* Start *

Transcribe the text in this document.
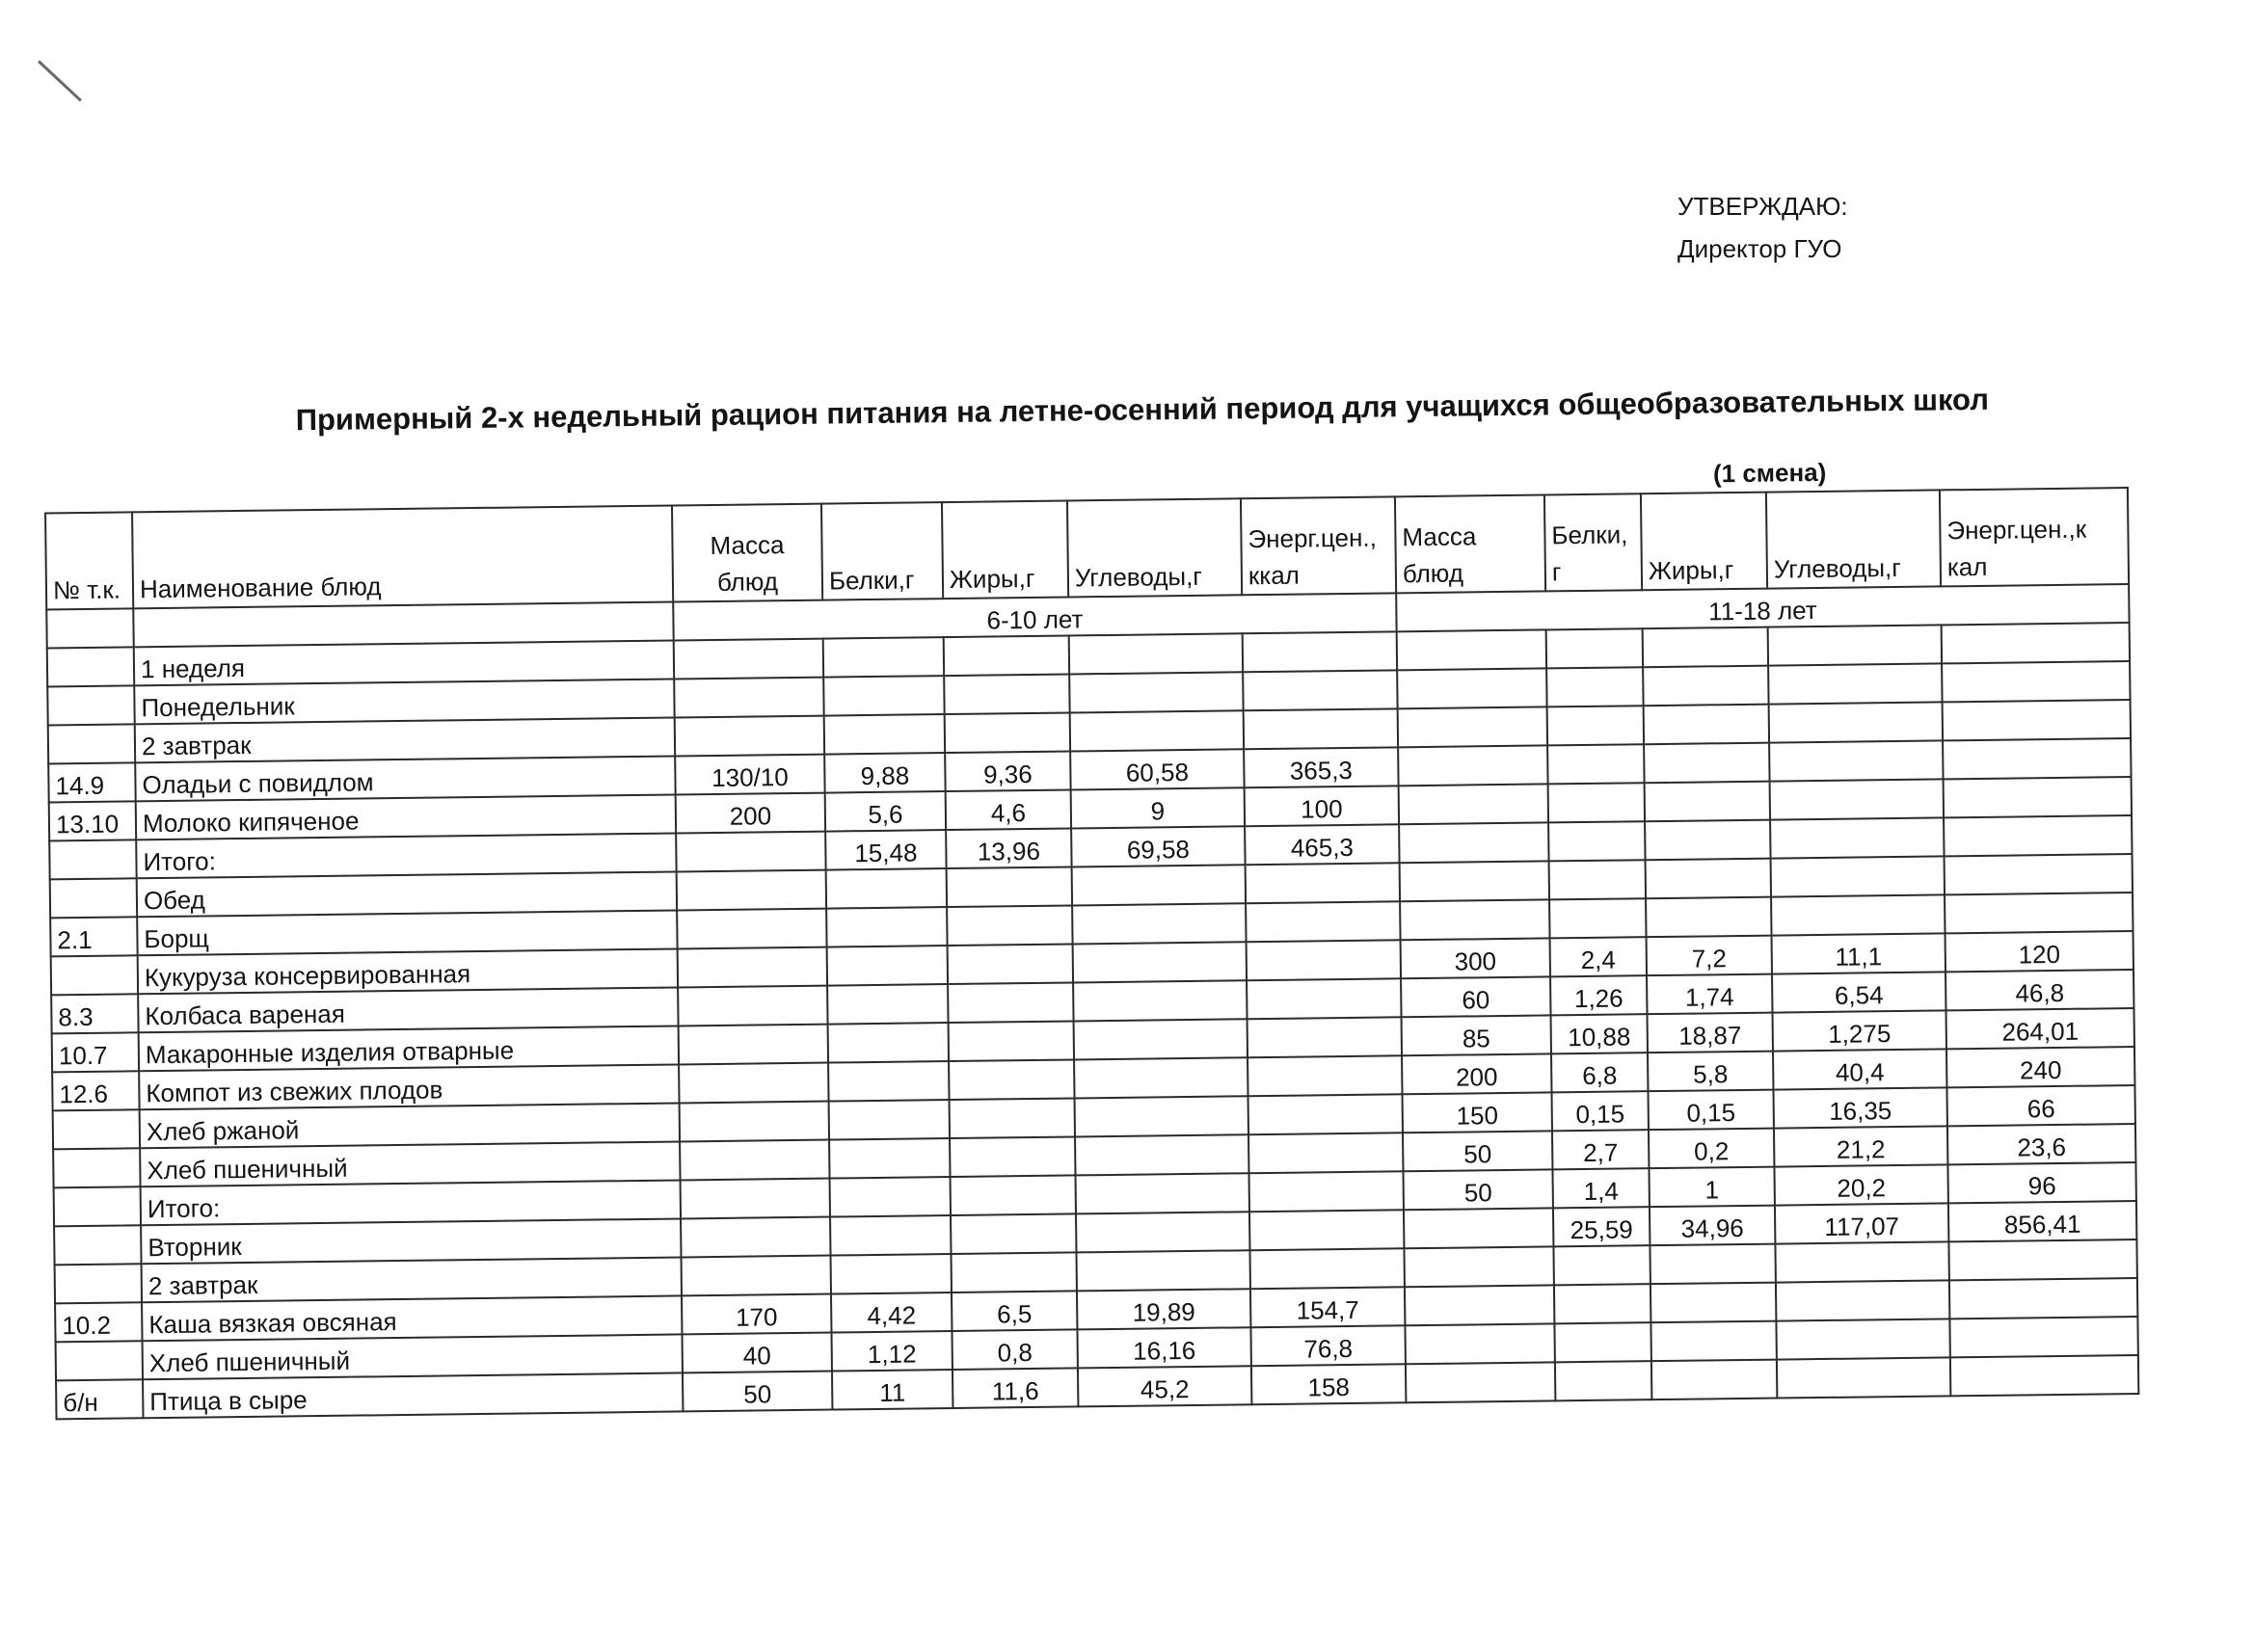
УТВЕРЖДАЮ:
Директор ГУО
Примерный 2-х недельный рацион питания на летне-осенний период для учащихся общеобразовательных школ

(1 смена)

№ т.к.	Наименование блюд	Масса блюд	Белки,г	Жиры,г	Углеводы,г	Энерг.цен., ккал	Масса блюд	Белки, г	Жиры,г	Углеводы,г	Энерг.цен.,к кал
		6-10 лет					11-18 лет				
	1 неделя										
	Понедельник										
	2 завтрак										
14.9	Оладьи с повидлом	130/10	9,88	9,36	60,58	365,3					
13.10	Молоко кипяченое	200	5,6	4,6	9	100					
	Итого:		15,48	13,96	69,58	465,3					
	Обед										
2.1	Борщ										
	Кукуруза консервированная						300	2,4	7,2	11,1	120
8.3	Колбаса вареная						60	1,26	1,74	6,54	46,8
10.7	Макаронные изделия отварные						85	10,88	18,87	1,275	264,01
12.6	Компот из свежих плодов						200	6,8	5,8	40,4	240
	Хлеб ржаной						150	0,15	0,15	16,35	66
	Хлеб пшеничный						50	2,7	0,2	21,2	23,6
	Итого:						50	1,4	1	20,2	96
	Вторник							25,59	34,96	117,07	856,41
	2 завтрак										
10.2	Каша вязкая овсяная	170	4,42	6,5	19,89	154,7					
	Хлеб пшеничный	40	1,12	0,8	16,16	76,8					
б/н	Птица в сыре	50	11	11,6	45,2	158					
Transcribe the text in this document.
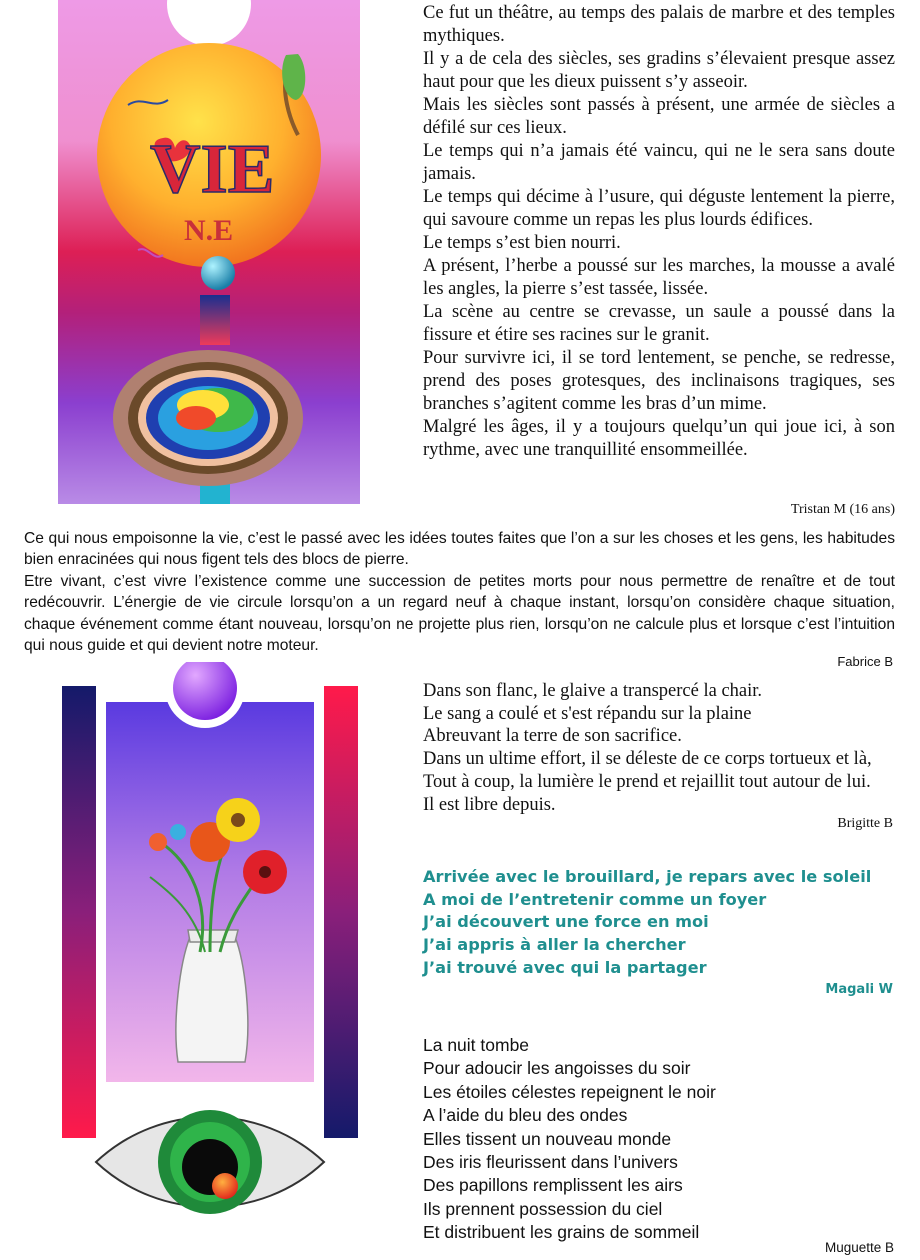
VIE
N.E

Ce fut un théâtre, au temps des palais de marbre et des temples mythiques.

Il y a de cela des siècles, ses gradins s’élevaient presque assez haut pour que les dieux puissent s’y asseoir.

Mais les siècles sont passés à présent, une armée de siècles a défilé sur ces lieux.

Le temps qui n’a jamais été vaincu, qui ne le sera sans doute jamais.

Le temps qui décime à l’usure, qui déguste lentement la pierre, qui savoure comme un repas les plus lourds édifices.

Le temps s’est bien nourri.

A présent, l’herbe a poussé sur les marches, la mousse a avalé les angles, la pierre s’est tassée, lissée.

La scène au centre se crevasse, un saule a poussé dans la fissure et étire ses racines sur le granit.

Pour survivre ici, il se tord lentement, se penche, se redresse, prend des poses grotesques, des inclinaisons tragiques, ses branches s’agitent comme les bras d’un mime.

Malgré les âges, il y a toujours quelqu’un qui joue ici, à son rythme, avec une tranquillité ensommeillée.

Tristan M (16 ans)

Ce qui nous empoisonne la vie, c’est le passé avec les idées toutes faites que l’on a sur les choses et les gens, les habitudes bien enracinées qui nous figent tels des blocs de pierre.

Etre vivant, c’est vivre l’existence comme une succession de petites morts pour nous permettre de renaître et de tout redécouvrir. L’énergie de vie circule lorsqu’on a un regard neuf à chaque instant, lorsqu’on considère chaque situation, chaque événement comme étant nouveau, lorsqu’on ne projette plus rien, lorsqu’on ne calcule plus et lorsque c’est l’intuition qui nous guide et qui devient notre moteur.

Fabrice B
Dans son flanc, le glaive a transpercé la chair.
Le sang a coulé et s'est répandu sur la plaine
Abreuvant la terre de son sacrifice.
Dans un ultime effort, il se déleste de ce corps tortueux et là,
Tout à coup, la lumière le prend et rejaillit tout autour de lui.
Il est libre depuis.
Brigitte B
Arrivée avec le brouillard, je repars avec le soleil
A moi de l’entretenir comme un foyer
J’ai découvert une force en moi
J’ai appris à aller la chercher
J’ai trouvé avec qui la partager
Magali W
La nuit tombe
Pour adoucir les angoisses du soir
Les étoiles célestes repeignent le noir
A l’aide du bleu des ondes
Elles tissent un nouveau monde
Des iris fleurissent dans l’univers
Des papillons remplissent les airs
Ils prennent possession du ciel
Et distribuent les grains de sommeil
Muguette B
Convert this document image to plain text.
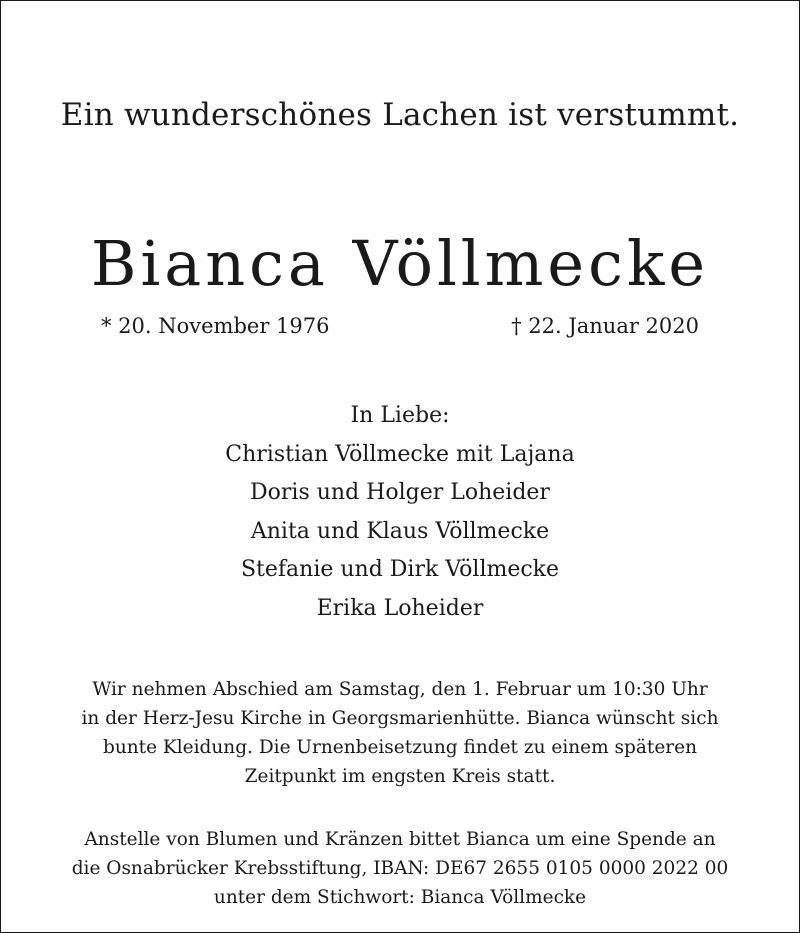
Ein wunderschönes Lachen ist verstummt.
Bianca Völlmecke
* 20. November 1976	† 22. Januar 2020
In Liebe:
Christian Völlmecke mit Lajana
Doris und Holger Loheider
Anita und Klaus Völlmecke
Stefanie und Dirk Völlmecke
Erika Loheider
Wir nehmen Abschied am Samstag, den 1. Februar um 10:30 Uhr
in der Herz-Jesu Kirche in Georgsmarienhütte. Bianca wünscht sich
bunte Kleidung. Die Urnenbeisetzung findet zu einem späteren
Zeitpunkt im engsten Kreis statt.
Anstelle von Blumen und Kränzen bittet Bianca um eine Spende an
die Osnabrücker Krebsstiftung, IBAN: DE67 2655 0105 0000 2022 00
unter dem Stichwort: Bianca Völlmecke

* End *

* [Aim of the exercise]: Make an exact copy of the data above, pictures excluded.

* [Task answer]:
Transcribe the text in this document.
УТВЕРЖДАЮ:
Директор ГУО
Примерный 2-х недельный рацион питания на летне-осенний период для учащихся общеобразовательных школ

(1 смена)

№ т.к.	Наименование блюд	Масса блюд	Белки,г	Жиры,г	Углеводы,г	Энерг.цен., ккал	Масса блюд	Белки, г	Жиры,г	Углеводы,г	Энерг.цен.,к кал
		6-10 лет					11-18 лет				
	1 неделя										
	Понедельник										
	2 завтрак										
14.9	Оладьи с повидлом	130/10	9,88	9,36	60,58	365,3					
13.10	Молоко кипяченое	200	5,6	4,6	9	100					
	Итого:		15,48	13,96	69,58	465,3					
	Обед										
2.1	Борщ										
	Кукуруза консервированная						300	2,4	7,2	11,1	120
8.3	Колбаса вареная						60	1,26	1,74	6,54	46,8
10.7	Макаронные изделия отварные						85	10,88	18,87	1,275	264,01
12.6	Компот из свежих плодов						200	6,8	5,8	40,4	240
	Хлеб ржаной						150	0,15	0,15	16,35	66
	Хлеб пшеничный						50	2,7	0,2	21,2	23,6
	Итого:						50	1,4	1	20,2	96
	Вторник							25,59	34,96	117,07	856,41
	2 завтрак										
10.2	Каша вязкая овсяная	170	4,42	6,5	19,89	154,7					
	Хлеб пшеничный	40	1,12	0,8	16,16	76,8					
б/н	Птица в сыре	50	11	11,6	45,2	158					
Transcribe the text in this document.
VIE
N.E

Ce fut un théâtre, au temps des palais de marbre et des temples mythiques.

Il y a de cela des siècles, ses gradins s’élevaient presque assez haut pour que les dieux puissent s’y asseoir.

Mais les siècles sont passés à présent, une armée de siècles a défilé sur ces lieux.

Le temps qui n’a jamais été vaincu, qui ne le sera sans doute jamais.

Le temps qui décime à l’usure, qui déguste lentement la pierre, qui savoure comme un repas les plus lourds édifices.

Le temps s’est bien nourri.

A présent, l’herbe a poussé sur les marches, la mousse a avalé les angles, la pierre s’est tassée, lissée.

La scène au centre se crevasse, un saule a poussé dans la fissure et étire ses racines sur le granit.

Pour survivre ici, il se tord lentement, se penche, se redresse, prend des poses grotesques, des inclinaisons tragiques, ses branches s’agitent comme les bras d’un mime.

Malgré les âges, il y a toujours quelqu’un qui joue ici, à son rythme, avec une tranquillité ensommeillée.

Tristan M (16 ans)

Ce qui nous empoisonne la vie, c’est le passé avec les idées toutes faites que l’on a sur les choses et les gens, les habitudes bien enracinées qui nous figent tels des blocs de pierre.

Etre vivant, c’est vivre l’existence comme une succession de petites morts pour nous permettre de renaître et de tout redécouvrir. L’énergie de vie circule lorsqu’on a un regard neuf à chaque instant, lorsqu’on considère chaque situation, chaque événement comme étant nouveau, lorsqu’on ne projette plus rien, lorsqu’on ne calcule plus et lorsque c’est l’intuition qui nous guide et qui devient notre moteur.

Fabrice B
Dans son flanc, le glaive a transpercé la chair.
Le sang a coulé et s'est répandu sur la plaine
Abreuvant la terre de son sacrifice.
Dans un ultime effort, il se déleste de ce corps tortueux et là,
Tout à coup, la lumière le prend et rejaillit tout autour de lui.
Il est libre depuis.
Brigitte B
Arrivée avec le brouillard, je repars avec le soleil
A moi de l’entretenir comme un foyer
J’ai découvert une force en moi
J’ai appris à aller la chercher
J’ai trouvé avec qui la partager
Magali W
La nuit tombe
Pour adoucir les angoisses du soir
Les étoiles célestes repeignent le noir
A l’aide du bleu des ondes
Elles tissent un nouveau monde
Des iris fleurissent dans l’univers
Des papillons remplissent les airs
Ils prennent possession du ciel
Et distribuent les grains de sommeil
Muguette B
Convert this document image to plain text.
Ein wunderschönes Lachen ist verstummt.
Bianca Völlmecke
* 20. November 1976	† 22. Januar 2020
In Liebe:
Christian Völlmecke mit Lajana
Doris und Holger Loheider
Anita und Klaus Völlmecke
Stefanie und Dirk Völlmecke
Erika Loheider
Wir nehmen Abschied am Samstag, den 1. Februar um 10:30 Uhr
in der Herz-Jesu Kirche in Georgsmarienhütte. Bianca wünscht sich
bunte Kleidung. Die Urnenbeisetzung findet zu einem späteren
Zeitpunkt im engsten Kreis statt.
Anstelle von Blumen und Kränzen bittet Bianca um eine Spende an
die Osnabrücker Krebsstiftung, IBAN: DE67 2655 0105 0000 2022 00
unter dem Stichwort: Bianca Völlmecke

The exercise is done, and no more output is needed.